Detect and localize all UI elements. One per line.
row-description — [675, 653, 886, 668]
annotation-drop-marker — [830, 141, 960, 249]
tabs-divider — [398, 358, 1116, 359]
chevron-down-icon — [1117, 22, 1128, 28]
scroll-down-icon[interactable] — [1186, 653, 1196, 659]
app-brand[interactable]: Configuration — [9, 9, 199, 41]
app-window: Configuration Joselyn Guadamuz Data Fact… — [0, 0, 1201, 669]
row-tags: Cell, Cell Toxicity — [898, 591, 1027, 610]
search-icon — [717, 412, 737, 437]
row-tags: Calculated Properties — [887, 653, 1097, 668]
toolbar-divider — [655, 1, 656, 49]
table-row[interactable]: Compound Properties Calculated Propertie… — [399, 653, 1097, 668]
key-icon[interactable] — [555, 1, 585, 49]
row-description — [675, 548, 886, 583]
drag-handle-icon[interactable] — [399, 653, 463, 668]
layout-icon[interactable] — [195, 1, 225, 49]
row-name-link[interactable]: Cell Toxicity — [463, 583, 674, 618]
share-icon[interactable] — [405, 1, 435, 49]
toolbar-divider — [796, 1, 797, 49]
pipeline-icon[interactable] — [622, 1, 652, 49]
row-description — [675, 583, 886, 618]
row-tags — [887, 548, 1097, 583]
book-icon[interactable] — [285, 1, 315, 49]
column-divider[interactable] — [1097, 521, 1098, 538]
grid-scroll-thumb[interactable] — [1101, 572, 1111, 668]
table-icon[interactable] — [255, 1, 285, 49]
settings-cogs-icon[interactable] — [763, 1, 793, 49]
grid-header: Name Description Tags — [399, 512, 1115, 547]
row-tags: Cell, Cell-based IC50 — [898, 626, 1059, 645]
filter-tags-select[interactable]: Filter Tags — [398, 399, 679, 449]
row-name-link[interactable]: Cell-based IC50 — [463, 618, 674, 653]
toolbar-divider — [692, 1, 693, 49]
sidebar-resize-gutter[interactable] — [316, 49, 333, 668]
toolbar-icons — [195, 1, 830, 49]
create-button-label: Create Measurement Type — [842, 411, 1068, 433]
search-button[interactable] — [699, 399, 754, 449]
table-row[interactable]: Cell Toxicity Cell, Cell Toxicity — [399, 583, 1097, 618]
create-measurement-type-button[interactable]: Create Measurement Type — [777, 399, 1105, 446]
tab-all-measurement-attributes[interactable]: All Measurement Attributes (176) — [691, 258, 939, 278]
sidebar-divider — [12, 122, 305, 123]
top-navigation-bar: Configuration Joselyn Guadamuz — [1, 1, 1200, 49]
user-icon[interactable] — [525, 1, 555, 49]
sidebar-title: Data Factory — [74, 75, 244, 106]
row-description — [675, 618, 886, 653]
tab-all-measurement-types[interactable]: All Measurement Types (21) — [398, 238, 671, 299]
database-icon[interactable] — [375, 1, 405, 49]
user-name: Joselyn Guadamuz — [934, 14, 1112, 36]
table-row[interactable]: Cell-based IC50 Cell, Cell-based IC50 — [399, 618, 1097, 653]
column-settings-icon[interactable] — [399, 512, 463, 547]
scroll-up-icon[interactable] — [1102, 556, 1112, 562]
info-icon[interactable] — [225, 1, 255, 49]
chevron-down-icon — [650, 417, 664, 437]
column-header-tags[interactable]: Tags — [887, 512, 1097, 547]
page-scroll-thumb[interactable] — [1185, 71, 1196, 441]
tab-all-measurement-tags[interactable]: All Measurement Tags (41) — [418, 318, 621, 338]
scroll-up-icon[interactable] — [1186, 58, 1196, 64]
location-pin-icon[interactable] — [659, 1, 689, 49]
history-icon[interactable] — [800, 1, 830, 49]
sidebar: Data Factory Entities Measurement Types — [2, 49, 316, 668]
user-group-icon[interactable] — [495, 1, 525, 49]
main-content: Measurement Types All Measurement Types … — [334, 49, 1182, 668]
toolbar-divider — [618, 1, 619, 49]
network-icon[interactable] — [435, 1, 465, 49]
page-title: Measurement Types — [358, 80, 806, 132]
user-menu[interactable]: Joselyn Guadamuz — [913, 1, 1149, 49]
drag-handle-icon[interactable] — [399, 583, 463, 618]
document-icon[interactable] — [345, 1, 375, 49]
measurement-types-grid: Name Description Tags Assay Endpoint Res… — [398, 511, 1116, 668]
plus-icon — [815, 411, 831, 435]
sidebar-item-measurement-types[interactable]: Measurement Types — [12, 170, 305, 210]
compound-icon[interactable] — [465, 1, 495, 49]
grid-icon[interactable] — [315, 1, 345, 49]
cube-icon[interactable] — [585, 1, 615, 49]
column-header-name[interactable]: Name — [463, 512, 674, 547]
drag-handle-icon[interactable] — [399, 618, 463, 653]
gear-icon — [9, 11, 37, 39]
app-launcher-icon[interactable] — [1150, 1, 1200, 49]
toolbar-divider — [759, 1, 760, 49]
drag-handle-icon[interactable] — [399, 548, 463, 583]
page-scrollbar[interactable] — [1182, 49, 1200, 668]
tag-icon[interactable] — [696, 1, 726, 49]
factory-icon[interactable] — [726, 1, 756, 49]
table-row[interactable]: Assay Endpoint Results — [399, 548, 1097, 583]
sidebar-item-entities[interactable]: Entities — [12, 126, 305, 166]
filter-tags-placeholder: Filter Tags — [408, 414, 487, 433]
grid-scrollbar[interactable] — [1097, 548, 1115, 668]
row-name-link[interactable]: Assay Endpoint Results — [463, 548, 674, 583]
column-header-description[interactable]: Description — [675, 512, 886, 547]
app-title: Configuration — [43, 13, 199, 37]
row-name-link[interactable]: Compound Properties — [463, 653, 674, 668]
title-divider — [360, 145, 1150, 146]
::::::
• Directions
Word for word, restate each line of the material.

• Reply to the exercise
Detect and localize all UI elements. One per line.
row-description — [675, 653, 886, 668]
annotation-drop-marker — [830, 141, 960, 249]
tabs-divider — [398, 358, 1116, 359]
chevron-down-icon — [1117, 22, 1128, 28]
scroll-down-icon[interactable] — [1186, 653, 1196, 659]
app-brand[interactable]: Configuration — [9, 9, 199, 41]
app-window: Configuration Joselyn Guadamuz Data Fact… — [0, 0, 1201, 669]
row-tags: Cell, Cell Toxicity — [898, 591, 1027, 610]
search-icon — [717, 412, 737, 437]
row-tags: Calculated Properties — [887, 653, 1097, 668]
toolbar-divider — [655, 1, 656, 49]
table-row[interactable]: Compound Properties Calculated Propertie… — [399, 653, 1097, 668]
key-icon[interactable] — [555, 1, 585, 49]
row-description — [675, 548, 886, 583]
drag-handle-icon[interactable] — [399, 653, 463, 668]
layout-icon[interactable] — [195, 1, 225, 49]
row-name-link[interactable]: Cell Toxicity — [463, 583, 674, 618]
share-icon[interactable] — [405, 1, 435, 49]
toolbar-divider — [796, 1, 797, 49]
pipeline-icon[interactable] — [622, 1, 652, 49]
row-description — [675, 583, 886, 618]
row-tags — [887, 548, 1097, 583]
book-icon[interactable] — [285, 1, 315, 49]
column-divider[interactable] — [1097, 521, 1098, 538]
grid-scroll-thumb[interactable] — [1101, 572, 1111, 668]
table-icon[interactable] — [255, 1, 285, 49]
settings-cogs-icon[interactable] — [763, 1, 793, 49]
grid-header: Name Description Tags — [399, 512, 1115, 547]
row-tags: Cell, Cell-based IC50 — [898, 626, 1059, 645]
filter-tags-select[interactable]: Filter Tags — [398, 399, 679, 449]
row-name-link[interactable]: Cell-based IC50 — [463, 618, 674, 653]
toolbar-divider — [692, 1, 693, 49]
sidebar-resize-gutter[interactable] — [316, 49, 333, 668]
toolbar-icons — [195, 1, 830, 49]
create-button-label: Create Measurement Type — [842, 411, 1068, 433]
search-button[interactable] — [699, 399, 754, 449]
table-row[interactable]: Cell Toxicity Cell, Cell Toxicity — [399, 583, 1097, 618]
create-measurement-type-button[interactable]: Create Measurement Type — [777, 399, 1105, 446]
tab-all-measurement-attributes[interactable]: All Measurement Attributes (176) — [691, 258, 939, 278]
sidebar-divider — [12, 122, 305, 123]
top-navigation-bar: Configuration Joselyn Guadamuz — [1, 1, 1200, 49]
user-icon[interactable] — [525, 1, 555, 49]
sidebar-title: Data Factory — [74, 75, 244, 106]
row-description — [675, 618, 886, 653]
tab-all-measurement-types[interactable]: All Measurement Types (21) — [398, 238, 671, 299]
database-icon[interactable] — [375, 1, 405, 49]
user-name: Joselyn Guadamuz — [934, 14, 1112, 36]
table-row[interactable]: Cell-based IC50 Cell, Cell-based IC50 — [399, 618, 1097, 653]
column-settings-icon[interactable] — [399, 512, 463, 547]
scroll-up-icon[interactable] — [1102, 556, 1112, 562]
info-icon[interactable] — [225, 1, 255, 49]
chevron-down-icon — [650, 417, 664, 437]
column-header-tags[interactable]: Tags — [887, 512, 1097, 547]
page-scroll-thumb[interactable] — [1185, 71, 1196, 441]
tab-all-measurement-tags[interactable]: All Measurement Tags (41) — [418, 318, 621, 338]
scroll-up-icon[interactable] — [1186, 58, 1196, 64]
location-pin-icon[interactable] — [659, 1, 689, 49]
history-icon[interactable] — [800, 1, 830, 49]
sidebar: Data Factory Entities Measurement Types — [2, 49, 316, 668]
user-group-icon[interactable] — [495, 1, 525, 49]
main-content: Measurement Types All Measurement Types … — [334, 49, 1182, 668]
toolbar-divider — [618, 1, 619, 49]
network-icon[interactable] — [435, 1, 465, 49]
page-title: Measurement Types — [358, 80, 806, 132]
user-menu[interactable]: Joselyn Guadamuz — [913, 1, 1149, 49]
drag-handle-icon[interactable] — [399, 583, 463, 618]
document-icon[interactable] — [345, 1, 375, 49]
measurement-types-grid: Name Description Tags Assay Endpoint Res… — [398, 511, 1116, 668]
plus-icon — [815, 411, 831, 435]
sidebar-item-measurement-types[interactable]: Measurement Types — [12, 170, 305, 210]
compound-icon[interactable] — [465, 1, 495, 49]
grid-icon[interactable] — [315, 1, 345, 49]
cube-icon[interactable] — [585, 1, 615, 49]
column-header-name[interactable]: Name — [463, 512, 674, 547]
drag-handle-icon[interactable] — [399, 618, 463, 653]
gear-icon — [9, 11, 37, 39]
app-launcher-icon[interactable] — [1150, 1, 1200, 49]
toolbar-divider — [759, 1, 760, 49]
drag-handle-icon[interactable] — [399, 548, 463, 583]
page-scrollbar[interactable] — [1182, 49, 1200, 668]
tag-icon[interactable] — [696, 1, 726, 49]
factory-icon[interactable] — [726, 1, 756, 49]
table-row[interactable]: Assay Endpoint Results — [399, 548, 1097, 583]
sidebar-item-entities[interactable]: Entities — [12, 126, 305, 166]
filter-tags-placeholder: Filter Tags — [408, 414, 487, 433]
grid-scrollbar[interactable] — [1097, 548, 1115, 668]
row-name-link[interactable]: Assay Endpoint Results — [463, 548, 674, 583]
column-header-description[interactable]: Description — [675, 512, 886, 547]
app-title: Configuration — [43, 13, 199, 37]
row-name-link[interactable]: Compound Properties — [463, 653, 674, 668]
title-divider — [360, 145, 1150, 146]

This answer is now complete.